**Dataset records:**

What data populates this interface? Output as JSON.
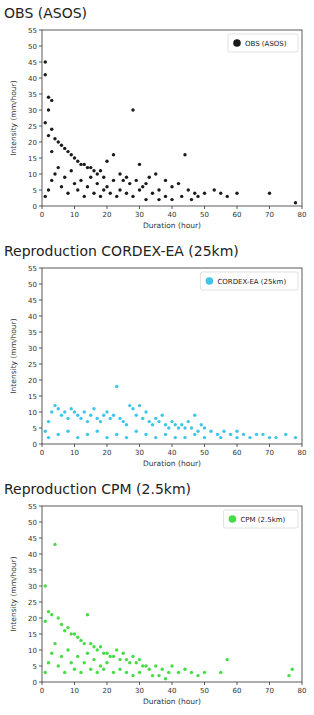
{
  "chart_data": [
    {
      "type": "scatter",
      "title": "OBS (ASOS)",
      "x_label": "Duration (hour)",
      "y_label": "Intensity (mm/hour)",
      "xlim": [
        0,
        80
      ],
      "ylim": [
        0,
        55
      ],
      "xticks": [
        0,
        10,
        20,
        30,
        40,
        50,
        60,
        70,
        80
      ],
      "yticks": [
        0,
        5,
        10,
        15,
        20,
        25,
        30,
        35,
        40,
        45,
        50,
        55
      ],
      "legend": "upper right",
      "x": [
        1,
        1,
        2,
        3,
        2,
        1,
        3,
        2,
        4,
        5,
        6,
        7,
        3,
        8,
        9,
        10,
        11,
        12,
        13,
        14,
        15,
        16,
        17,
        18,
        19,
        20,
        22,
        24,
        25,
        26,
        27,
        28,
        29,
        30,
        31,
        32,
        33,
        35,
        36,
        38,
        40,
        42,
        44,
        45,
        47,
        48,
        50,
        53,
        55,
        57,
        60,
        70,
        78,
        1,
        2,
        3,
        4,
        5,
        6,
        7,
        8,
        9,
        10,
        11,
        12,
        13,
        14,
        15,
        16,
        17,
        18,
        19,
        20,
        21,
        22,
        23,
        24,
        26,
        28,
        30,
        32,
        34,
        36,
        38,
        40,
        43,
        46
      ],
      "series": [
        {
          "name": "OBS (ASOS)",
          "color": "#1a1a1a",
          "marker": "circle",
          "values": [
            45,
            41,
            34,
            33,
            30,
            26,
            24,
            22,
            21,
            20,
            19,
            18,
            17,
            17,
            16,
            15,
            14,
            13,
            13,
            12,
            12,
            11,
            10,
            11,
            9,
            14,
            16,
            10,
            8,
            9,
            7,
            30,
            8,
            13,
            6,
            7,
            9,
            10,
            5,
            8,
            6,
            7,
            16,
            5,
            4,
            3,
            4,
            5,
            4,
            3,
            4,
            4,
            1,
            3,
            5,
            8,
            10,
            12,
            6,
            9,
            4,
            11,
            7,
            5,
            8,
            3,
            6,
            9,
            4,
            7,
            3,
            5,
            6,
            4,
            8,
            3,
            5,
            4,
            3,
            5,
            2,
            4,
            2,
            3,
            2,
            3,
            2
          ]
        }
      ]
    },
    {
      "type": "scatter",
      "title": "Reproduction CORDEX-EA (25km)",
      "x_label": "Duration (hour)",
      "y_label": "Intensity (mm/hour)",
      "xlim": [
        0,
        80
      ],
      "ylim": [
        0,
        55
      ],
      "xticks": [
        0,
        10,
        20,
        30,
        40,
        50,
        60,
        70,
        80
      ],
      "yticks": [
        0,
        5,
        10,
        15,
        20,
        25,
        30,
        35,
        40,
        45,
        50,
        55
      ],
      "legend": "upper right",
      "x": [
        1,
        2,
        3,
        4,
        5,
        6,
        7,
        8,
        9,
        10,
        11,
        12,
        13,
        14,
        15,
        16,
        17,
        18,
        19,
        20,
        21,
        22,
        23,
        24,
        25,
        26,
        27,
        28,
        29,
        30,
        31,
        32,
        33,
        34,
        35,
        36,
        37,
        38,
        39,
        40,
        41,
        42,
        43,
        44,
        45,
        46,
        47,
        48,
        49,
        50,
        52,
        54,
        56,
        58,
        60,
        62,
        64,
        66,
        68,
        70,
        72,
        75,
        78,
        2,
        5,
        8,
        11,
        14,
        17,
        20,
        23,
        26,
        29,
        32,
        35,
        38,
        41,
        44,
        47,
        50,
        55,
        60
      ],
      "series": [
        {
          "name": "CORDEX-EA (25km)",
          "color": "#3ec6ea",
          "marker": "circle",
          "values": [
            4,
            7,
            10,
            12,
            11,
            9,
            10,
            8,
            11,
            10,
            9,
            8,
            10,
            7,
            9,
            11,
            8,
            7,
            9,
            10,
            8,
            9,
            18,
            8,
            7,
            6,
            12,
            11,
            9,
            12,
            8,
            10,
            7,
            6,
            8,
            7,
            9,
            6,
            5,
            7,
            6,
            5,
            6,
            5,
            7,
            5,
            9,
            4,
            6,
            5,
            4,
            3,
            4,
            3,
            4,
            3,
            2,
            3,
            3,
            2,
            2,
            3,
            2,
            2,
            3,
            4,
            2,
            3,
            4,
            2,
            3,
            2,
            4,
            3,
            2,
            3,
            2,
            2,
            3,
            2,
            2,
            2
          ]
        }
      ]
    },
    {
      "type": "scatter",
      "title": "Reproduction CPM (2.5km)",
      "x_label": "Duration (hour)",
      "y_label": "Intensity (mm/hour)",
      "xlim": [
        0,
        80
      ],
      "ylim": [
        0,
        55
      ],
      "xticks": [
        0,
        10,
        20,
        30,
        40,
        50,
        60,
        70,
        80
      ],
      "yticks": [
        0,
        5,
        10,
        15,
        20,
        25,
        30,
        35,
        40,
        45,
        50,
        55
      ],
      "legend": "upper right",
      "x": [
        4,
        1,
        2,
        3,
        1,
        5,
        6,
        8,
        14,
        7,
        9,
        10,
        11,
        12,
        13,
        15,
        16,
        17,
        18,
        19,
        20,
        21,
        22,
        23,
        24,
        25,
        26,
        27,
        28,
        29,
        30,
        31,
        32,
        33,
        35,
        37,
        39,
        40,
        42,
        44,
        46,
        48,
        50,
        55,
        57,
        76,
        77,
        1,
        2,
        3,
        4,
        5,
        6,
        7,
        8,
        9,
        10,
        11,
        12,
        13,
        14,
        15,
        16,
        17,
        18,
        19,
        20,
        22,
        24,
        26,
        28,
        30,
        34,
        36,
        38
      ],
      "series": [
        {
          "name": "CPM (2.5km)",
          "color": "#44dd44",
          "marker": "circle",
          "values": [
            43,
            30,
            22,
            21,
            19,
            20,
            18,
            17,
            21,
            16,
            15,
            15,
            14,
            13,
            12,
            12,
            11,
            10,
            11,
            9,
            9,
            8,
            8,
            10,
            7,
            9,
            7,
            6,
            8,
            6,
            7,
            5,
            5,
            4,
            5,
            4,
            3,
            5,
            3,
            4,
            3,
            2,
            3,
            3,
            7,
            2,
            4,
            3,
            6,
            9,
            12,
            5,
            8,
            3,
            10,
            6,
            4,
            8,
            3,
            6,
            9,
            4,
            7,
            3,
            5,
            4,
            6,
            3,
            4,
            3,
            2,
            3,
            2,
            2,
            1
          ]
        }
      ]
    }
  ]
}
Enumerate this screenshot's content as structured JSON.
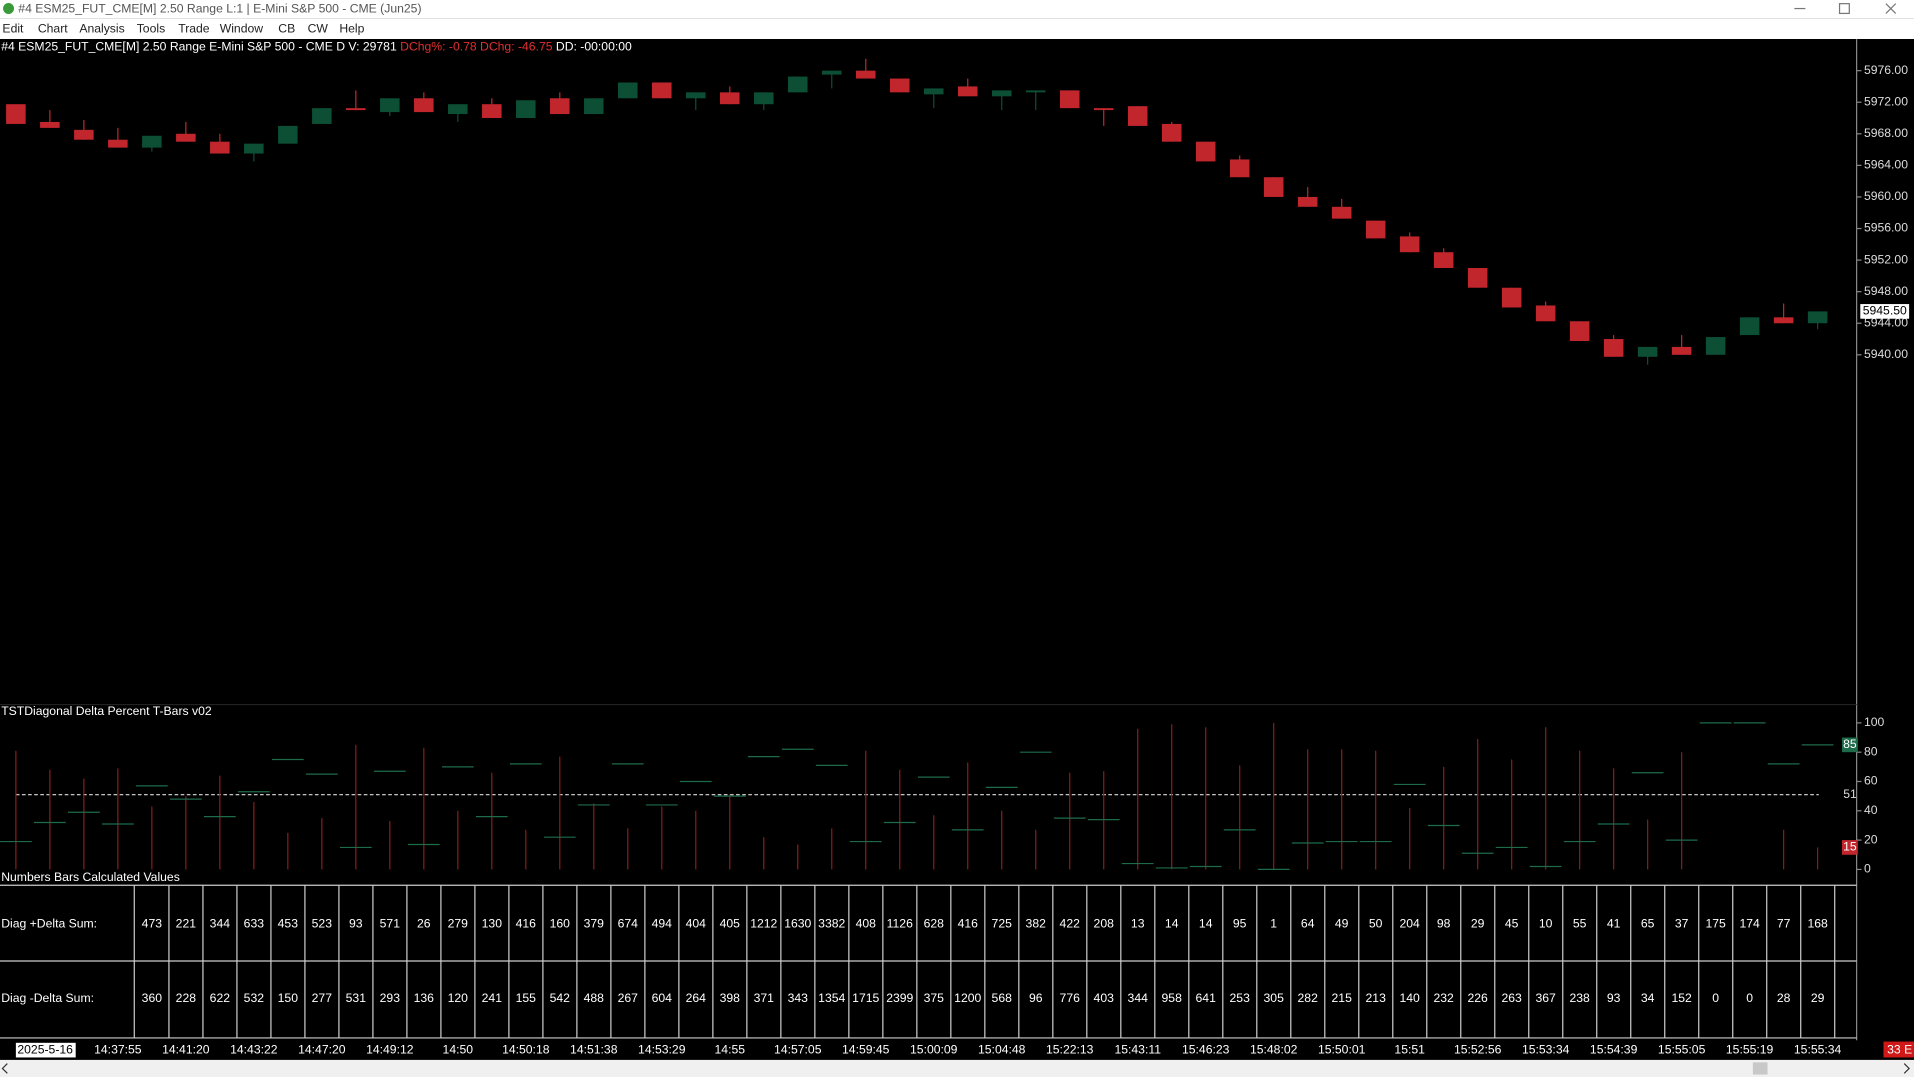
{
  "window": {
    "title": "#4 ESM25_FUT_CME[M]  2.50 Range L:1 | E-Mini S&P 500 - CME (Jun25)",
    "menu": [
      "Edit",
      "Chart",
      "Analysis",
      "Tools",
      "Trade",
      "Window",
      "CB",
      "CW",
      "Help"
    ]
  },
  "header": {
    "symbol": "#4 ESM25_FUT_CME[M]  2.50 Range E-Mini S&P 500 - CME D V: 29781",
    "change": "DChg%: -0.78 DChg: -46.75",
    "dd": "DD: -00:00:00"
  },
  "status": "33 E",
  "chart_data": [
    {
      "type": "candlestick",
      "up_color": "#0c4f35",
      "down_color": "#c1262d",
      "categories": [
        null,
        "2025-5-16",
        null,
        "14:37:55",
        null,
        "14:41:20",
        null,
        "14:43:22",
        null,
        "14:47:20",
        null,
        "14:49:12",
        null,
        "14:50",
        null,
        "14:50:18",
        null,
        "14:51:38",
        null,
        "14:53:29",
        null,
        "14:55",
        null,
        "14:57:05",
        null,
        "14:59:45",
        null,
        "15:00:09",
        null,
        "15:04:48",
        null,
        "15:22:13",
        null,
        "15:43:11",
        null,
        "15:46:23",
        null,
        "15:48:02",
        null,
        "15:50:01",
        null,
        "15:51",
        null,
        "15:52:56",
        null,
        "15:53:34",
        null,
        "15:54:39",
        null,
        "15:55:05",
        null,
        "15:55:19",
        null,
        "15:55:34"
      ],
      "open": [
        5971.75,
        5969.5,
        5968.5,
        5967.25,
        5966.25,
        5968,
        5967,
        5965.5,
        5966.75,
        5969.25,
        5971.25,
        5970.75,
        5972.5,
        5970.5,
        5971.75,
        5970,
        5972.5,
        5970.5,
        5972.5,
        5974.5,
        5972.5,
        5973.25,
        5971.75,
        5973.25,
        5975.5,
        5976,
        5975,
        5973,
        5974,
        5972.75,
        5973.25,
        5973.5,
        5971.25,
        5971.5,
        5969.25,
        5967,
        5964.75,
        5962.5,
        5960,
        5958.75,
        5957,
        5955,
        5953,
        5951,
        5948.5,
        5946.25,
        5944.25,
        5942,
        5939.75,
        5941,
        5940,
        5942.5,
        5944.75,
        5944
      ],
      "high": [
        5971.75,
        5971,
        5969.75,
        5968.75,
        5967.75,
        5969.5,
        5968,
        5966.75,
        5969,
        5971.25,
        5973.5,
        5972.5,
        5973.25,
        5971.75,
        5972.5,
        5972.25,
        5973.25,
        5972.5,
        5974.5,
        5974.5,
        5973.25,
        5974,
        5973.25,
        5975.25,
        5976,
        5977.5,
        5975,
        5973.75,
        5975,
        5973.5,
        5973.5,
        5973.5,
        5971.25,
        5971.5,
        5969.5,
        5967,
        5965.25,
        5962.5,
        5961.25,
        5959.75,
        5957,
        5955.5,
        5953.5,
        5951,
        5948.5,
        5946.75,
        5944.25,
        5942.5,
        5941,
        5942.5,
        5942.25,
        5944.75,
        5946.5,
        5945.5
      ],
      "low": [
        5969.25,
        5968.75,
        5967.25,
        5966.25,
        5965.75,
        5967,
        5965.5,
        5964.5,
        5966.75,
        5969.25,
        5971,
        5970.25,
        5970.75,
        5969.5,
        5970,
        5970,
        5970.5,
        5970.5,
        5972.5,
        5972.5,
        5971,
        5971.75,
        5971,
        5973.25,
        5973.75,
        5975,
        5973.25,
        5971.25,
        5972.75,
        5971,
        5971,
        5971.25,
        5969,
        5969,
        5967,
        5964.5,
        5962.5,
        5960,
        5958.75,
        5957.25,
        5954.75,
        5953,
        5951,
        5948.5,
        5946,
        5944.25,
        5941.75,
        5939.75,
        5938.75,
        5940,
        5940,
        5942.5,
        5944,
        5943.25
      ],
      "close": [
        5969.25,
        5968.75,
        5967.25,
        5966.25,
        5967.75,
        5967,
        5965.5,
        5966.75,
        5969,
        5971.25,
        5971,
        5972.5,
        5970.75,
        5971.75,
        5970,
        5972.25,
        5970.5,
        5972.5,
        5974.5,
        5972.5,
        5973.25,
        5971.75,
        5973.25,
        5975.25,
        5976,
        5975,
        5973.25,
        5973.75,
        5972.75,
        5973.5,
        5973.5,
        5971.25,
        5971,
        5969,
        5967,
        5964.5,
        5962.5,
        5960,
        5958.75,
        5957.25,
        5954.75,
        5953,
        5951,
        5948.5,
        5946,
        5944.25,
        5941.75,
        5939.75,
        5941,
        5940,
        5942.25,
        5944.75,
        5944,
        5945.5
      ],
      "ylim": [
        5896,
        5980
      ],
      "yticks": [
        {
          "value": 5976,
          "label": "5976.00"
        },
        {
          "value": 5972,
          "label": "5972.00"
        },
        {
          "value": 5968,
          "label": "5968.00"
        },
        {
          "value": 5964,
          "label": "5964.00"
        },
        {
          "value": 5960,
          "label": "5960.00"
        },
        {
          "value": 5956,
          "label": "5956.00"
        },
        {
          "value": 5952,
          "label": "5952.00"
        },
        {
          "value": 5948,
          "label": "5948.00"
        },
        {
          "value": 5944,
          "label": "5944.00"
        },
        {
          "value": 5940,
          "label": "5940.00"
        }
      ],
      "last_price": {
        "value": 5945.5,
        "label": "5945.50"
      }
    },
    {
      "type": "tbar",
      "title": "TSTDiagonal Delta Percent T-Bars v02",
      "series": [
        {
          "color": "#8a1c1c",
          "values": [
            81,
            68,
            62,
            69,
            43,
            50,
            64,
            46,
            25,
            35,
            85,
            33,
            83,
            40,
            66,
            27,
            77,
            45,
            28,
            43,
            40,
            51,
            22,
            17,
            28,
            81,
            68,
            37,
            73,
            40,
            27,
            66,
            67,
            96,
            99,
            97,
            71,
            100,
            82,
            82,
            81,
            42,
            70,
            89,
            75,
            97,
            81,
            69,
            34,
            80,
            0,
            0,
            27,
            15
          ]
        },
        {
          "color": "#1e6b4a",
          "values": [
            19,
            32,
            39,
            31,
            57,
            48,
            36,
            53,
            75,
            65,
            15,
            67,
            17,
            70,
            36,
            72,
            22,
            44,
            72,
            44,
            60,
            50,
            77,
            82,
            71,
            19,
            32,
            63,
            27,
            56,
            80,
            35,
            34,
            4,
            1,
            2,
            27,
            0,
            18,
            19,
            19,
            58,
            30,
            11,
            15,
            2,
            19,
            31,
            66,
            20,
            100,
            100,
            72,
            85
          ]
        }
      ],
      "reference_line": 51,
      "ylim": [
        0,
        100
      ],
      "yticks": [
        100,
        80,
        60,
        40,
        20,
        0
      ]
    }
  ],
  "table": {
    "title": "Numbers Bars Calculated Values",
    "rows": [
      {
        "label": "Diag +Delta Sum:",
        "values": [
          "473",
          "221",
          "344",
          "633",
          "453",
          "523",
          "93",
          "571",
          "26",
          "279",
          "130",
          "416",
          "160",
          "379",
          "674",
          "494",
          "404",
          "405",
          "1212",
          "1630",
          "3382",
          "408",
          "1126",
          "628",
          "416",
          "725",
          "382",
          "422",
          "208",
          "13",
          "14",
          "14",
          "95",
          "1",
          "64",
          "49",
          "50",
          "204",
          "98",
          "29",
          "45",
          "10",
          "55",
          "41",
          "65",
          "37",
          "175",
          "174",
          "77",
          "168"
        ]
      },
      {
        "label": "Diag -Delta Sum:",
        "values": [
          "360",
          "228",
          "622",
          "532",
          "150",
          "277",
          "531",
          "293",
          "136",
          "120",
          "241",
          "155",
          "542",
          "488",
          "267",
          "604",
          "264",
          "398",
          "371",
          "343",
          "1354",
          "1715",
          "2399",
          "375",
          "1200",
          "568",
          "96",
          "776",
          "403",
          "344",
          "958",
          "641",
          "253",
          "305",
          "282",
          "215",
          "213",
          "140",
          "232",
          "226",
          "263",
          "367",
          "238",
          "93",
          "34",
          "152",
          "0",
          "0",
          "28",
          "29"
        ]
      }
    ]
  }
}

**What is needed:**
Check each line above for the word "Range" and copy the ones that have it.

**Response to the exercise:**
    "title": "#4 ESM25_FUT_CME[M]  2.50 Range L:1 | E-Mini S&P 500 - CME (Jun25)",
    "symbol": "#4 ESM25_FUT_CME[M]  2.50 Range E-Mini S&P 500 - CME D V: 29781",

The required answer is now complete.